(Dataset items)
——

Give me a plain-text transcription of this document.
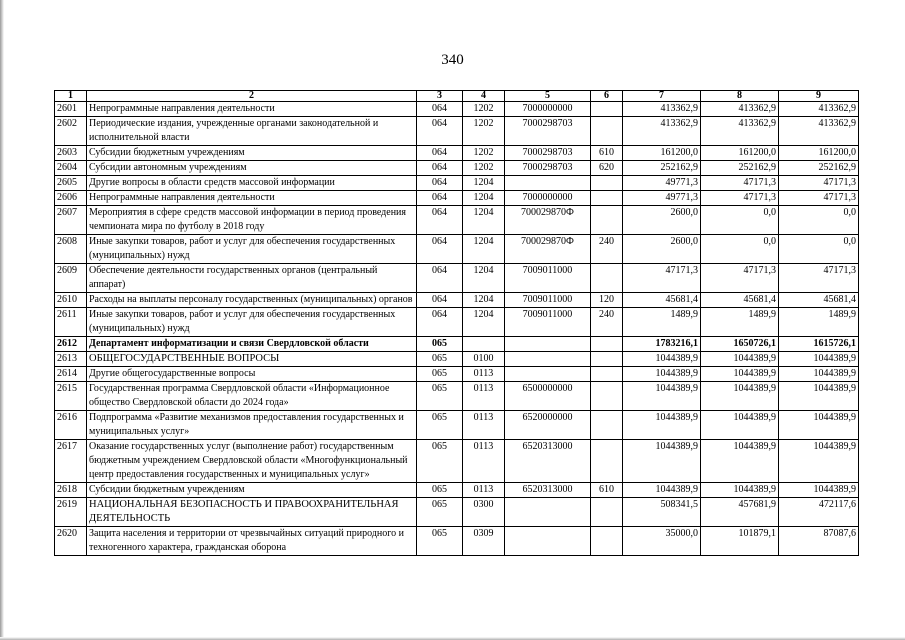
340
1	2	3	4	5	6	7	8	9
2601	Непрограммные направления деятельности	064	1202	7000000000		413362,9	413362,9	413362,9
2602	Периодические издания, учрежденные органами законодательной и исполнительной власти	064	1202	7000298703		413362,9	413362,9	413362,9
2603	Субсидии бюджетным учреждениям	064	1202	7000298703	610	161200,0	161200,0	161200,0
2604	Субсидии автономным учреждениям	064	1202	7000298703	620	252162,9	252162,9	252162,9
2605	Другие вопросы в области средств массовой информации	064	1204			49771,3	47171,3	47171,3
2606	Непрограммные направления деятельности	064	1204	7000000000		49771,3	47171,3	47171,3
2607	Мероприятия в сфере средств массовой информации в период проведения чемпионата мира по футболу в 2018 году	064	1204	700029870Ф		2600,0	0,0	0,0
2608	Иные закупки товаров, работ и услуг для обеспечения государственных (муниципальных) нужд	064	1204	700029870Ф	240	2600,0	0,0	0,0
2609	Обеспечение деятельности государственных органов (центральный аппарат)	064	1204	7009011000		47171,3	47171,3	47171,3
2610	Расходы на выплаты персоналу государственных (муниципальных) органов	064	1204	7009011000	120	45681,4	45681,4	45681,4
2611	Иные закупки товаров, работ и услуг для обеспечения государственных (муниципальных) нужд	064	1204	7009011000	240	1489,9	1489,9	1489,9
2612	Департамент информатизации и связи Свердловской области	065				1783216,1	1650726,1	1615726,1
2613	ОБЩЕГОСУДАРСТВЕННЫЕ ВОПРОСЫ	065	0100			1044389,9	1044389,9	1044389,9
2614	Другие общегосударственные вопросы	065	0113			1044389,9	1044389,9	1044389,9
2615	Государственная программа Свердловской области «Информационное общество Свердловской области до 2024 года»	065	0113	6500000000		1044389,9	1044389,9	1044389,9
2616	Подпрограмма «Развитие механизмов предоставления государственных и муниципальных услуг»	065	0113	6520000000		1044389,9	1044389,9	1044389,9
2617	Оказание государственных услуг (выполнение работ) государственным бюджетным учреждением Свердловской области «Многофункциональный центр предоставления государственных и муниципальных услуг»	065	0113	6520313000		1044389,9	1044389,9	1044389,9
2618	Субсидии бюджетным учреждениям	065	0113	6520313000	610	1044389,9	1044389,9	1044389,9
2619	НАЦИОНАЛЬНАЯ БЕЗОПАСНОСТЬ И ПРАВООХРАНИТЕЛЬНАЯ ДЕЯТЕЛЬНОСТЬ	065	0300			508341,5	457681,9	472117,6
2620	Защита населения и территории от чрезвычайных ситуаций природного и техногенного характера, гражданская оборона	065	0309			35000,0	101879,1	87087,6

——

[REQUIREMENT]
Copy every line of the listing where the word "органов" appears.

[REPLY]
2609	Обеспечение деятельности государственных органов (центральный аппарат)	064	1204	7009011000		47171,3	47171,3	47171,3
2610	Расходы на выплаты персоналу государственных (муниципальных) органов	064	1204	7009011000	120	45681,4	45681,4	45681,4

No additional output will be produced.